_Exercise input_
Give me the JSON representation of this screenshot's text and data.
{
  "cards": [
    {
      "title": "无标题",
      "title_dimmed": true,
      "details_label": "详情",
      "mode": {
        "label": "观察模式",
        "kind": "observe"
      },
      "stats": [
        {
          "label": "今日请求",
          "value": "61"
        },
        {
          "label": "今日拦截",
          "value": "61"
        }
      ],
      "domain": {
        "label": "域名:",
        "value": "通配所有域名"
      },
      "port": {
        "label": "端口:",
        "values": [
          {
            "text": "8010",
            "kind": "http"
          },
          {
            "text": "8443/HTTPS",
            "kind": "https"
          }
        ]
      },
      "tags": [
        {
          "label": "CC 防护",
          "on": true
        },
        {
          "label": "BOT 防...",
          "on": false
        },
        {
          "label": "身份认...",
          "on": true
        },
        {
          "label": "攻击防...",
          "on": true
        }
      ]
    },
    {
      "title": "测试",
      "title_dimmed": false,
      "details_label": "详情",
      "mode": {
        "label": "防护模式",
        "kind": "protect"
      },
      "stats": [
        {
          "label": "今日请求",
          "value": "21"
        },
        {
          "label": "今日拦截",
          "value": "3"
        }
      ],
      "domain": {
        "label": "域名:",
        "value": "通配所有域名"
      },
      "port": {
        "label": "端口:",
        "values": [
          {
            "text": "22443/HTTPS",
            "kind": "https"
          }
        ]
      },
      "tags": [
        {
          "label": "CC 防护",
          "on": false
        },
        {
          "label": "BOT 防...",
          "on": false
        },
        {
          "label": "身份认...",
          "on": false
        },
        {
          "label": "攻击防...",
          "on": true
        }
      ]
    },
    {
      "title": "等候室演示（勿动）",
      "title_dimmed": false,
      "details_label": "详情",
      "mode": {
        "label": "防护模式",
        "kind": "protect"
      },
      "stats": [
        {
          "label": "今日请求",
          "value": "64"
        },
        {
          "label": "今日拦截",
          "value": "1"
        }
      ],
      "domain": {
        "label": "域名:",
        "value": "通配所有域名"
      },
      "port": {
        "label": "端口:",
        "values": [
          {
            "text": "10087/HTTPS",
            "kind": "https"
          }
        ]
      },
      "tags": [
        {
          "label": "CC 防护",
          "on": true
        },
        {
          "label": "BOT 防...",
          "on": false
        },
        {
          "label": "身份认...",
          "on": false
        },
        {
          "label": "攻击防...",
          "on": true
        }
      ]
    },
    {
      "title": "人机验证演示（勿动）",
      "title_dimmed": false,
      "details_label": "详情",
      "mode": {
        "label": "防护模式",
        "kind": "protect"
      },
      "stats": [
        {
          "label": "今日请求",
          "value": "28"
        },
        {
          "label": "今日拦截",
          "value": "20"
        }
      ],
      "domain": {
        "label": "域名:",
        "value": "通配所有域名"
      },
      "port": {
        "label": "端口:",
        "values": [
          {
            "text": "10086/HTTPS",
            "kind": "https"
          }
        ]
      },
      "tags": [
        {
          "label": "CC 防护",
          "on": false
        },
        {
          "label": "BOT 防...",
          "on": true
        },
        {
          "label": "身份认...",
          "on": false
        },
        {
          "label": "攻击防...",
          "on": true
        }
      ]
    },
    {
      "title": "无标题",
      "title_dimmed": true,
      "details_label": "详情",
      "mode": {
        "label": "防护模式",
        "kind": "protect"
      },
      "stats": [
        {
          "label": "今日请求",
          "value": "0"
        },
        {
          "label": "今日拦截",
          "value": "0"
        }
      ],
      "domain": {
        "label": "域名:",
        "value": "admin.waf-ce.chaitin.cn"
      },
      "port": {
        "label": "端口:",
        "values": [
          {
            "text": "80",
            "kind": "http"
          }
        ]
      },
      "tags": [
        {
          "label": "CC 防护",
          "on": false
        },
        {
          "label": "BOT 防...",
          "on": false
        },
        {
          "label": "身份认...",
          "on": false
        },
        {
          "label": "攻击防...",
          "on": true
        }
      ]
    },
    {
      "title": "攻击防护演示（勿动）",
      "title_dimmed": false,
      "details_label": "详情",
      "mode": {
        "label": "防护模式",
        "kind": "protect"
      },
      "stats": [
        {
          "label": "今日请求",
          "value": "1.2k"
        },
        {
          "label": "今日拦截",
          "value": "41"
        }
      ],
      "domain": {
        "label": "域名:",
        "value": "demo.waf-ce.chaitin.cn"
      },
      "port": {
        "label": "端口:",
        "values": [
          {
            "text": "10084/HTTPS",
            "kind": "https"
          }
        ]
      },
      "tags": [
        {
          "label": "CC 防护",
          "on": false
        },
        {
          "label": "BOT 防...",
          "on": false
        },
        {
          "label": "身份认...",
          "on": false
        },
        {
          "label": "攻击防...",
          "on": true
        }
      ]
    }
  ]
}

_Task instructions_
Return each entry from above without altering a single character.

_Response to this task_
Give me the JSON representation of this screenshot's text and data.
{
  "cards": [
    {
      "title": "无标题",
      "title_dimmed": true,
      "details_label": "详情",
      "mode": {
        "label": "观察模式",
        "kind": "observe"
      },
      "stats": [
        {
          "label": "今日请求",
          "value": "61"
        },
        {
          "label": "今日拦截",
          "value": "61"
        }
      ],
      "domain": {
        "label": "域名:",
        "value": "通配所有域名"
      },
      "port": {
        "label": "端口:",
        "values": [
          {
            "text": "8010",
            "kind": "http"
          },
          {
            "text": "8443/HTTPS",
            "kind": "https"
          }
        ]
      },
      "tags": [
        {
          "label": "CC 防护",
          "on": true
        },
        {
          "label": "BOT 防...",
          "on": false
        },
        {
          "label": "身份认...",
          "on": true
        },
        {
          "label": "攻击防...",
          "on": true
        }
      ]
    },
    {
      "title": "测试",
      "title_dimmed": false,
      "details_label": "详情",
      "mode": {
        "label": "防护模式",
        "kind": "protect"
      },
      "stats": [
        {
          "label": "今日请求",
          "value": "21"
        },
        {
          "label": "今日拦截",
          "value": "3"
        }
      ],
      "domain": {
        "label": "域名:",
        "value": "通配所有域名"
      },
      "port": {
        "label": "端口:",
        "values": [
          {
            "text": "22443/HTTPS",
            "kind": "https"
          }
        ]
      },
      "tags": [
        {
          "label": "CC 防护",
          "on": false
        },
        {
          "label": "BOT 防...",
          "on": false
        },
        {
          "label": "身份认...",
          "on": false
        },
        {
          "label": "攻击防...",
          "on": true
        }
      ]
    },
    {
      "title": "等候室演示（勿动）",
      "title_dimmed": false,
      "details_label": "详情",
      "mode": {
        "label": "防护模式",
        "kind": "protect"
      },
      "stats": [
        {
          "label": "今日请求",
          "value": "64"
        },
        {
          "label": "今日拦截",
          "value": "1"
        }
      ],
      "domain": {
        "label": "域名:",
        "value": "通配所有域名"
      },
      "port": {
        "label": "端口:",
        "values": [
          {
            "text": "10087/HTTPS",
            "kind": "https"
          }
        ]
      },
      "tags": [
        {
          "label": "CC 防护",
          "on": true
        },
        {
          "label": "BOT 防...",
          "on": false
        },
        {
          "label": "身份认...",
          "on": false
        },
        {
          "label": "攻击防...",
          "on": true
        }
      ]
    },
    {
      "title": "人机验证演示（勿动）",
      "title_dimmed": false,
      "details_label": "详情",
      "mode": {
        "label": "防护模式",
        "kind": "protect"
      },
      "stats": [
        {
          "label": "今日请求",
          "value": "28"
        },
        {
          "label": "今日拦截",
          "value": "20"
        }
      ],
      "domain": {
        "label": "域名:",
        "value": "通配所有域名"
      },
      "port": {
        "label": "端口:",
        "values": [
          {
            "text": "10086/HTTPS",
            "kind": "https"
          }
        ]
      },
      "tags": [
        {
          "label": "CC 防护",
          "on": false
        },
        {
          "label": "BOT 防...",
          "on": true
        },
        {
          "label": "身份认...",
          "on": false
        },
        {
          "label": "攻击防...",
          "on": true
        }
      ]
    },
    {
      "title": "无标题",
      "title_dimmed": true,
      "details_label": "详情",
      "mode": {
        "label": "防护模式",
        "kind": "protect"
      },
      "stats": [
        {
          "label": "今日请求",
          "value": "0"
        },
        {
          "label": "今日拦截",
          "value": "0"
        }
      ],
      "domain": {
        "label": "域名:",
        "value": "admin.waf-ce.chaitin.cn"
      },
      "port": {
        "label": "端口:",
        "values": [
          {
            "text": "80",
            "kind": "http"
          }
        ]
      },
      "tags": [
        {
          "label": "CC 防护",
          "on": false
        },
        {
          "label": "BOT 防...",
          "on": false
        },
        {
          "label": "身份认...",
          "on": false
        },
        {
          "label": "攻击防...",
          "on": true
        }
      ]
    },
    {
      "title": "攻击防护演示（勿动）",
      "title_dimmed": false,
      "details_label": "详情",
      "mode": {
        "label": "防护模式",
        "kind": "protect"
      },
      "stats": [
        {
          "label": "今日请求",
          "value": "1.2k"
        },
        {
          "label": "今日拦截",
          "value": "41"
        }
      ],
      "domain": {
        "label": "域名:",
        "value": "demo.waf-ce.chaitin.cn"
      },
      "port": {
        "label": "端口:",
        "values": [
          {
            "text": "10084/HTTPS",
            "kind": "https"
          }
        ]
      },
      "tags": [
        {
          "label": "CC 防护",
          "on": false
        },
        {
          "label": "BOT 防...",
          "on": false
        },
        {
          "label": "身份认...",
          "on": false
        },
        {
          "label": "攻击防...",
          "on": true
        }
      ]
    }
  ]
}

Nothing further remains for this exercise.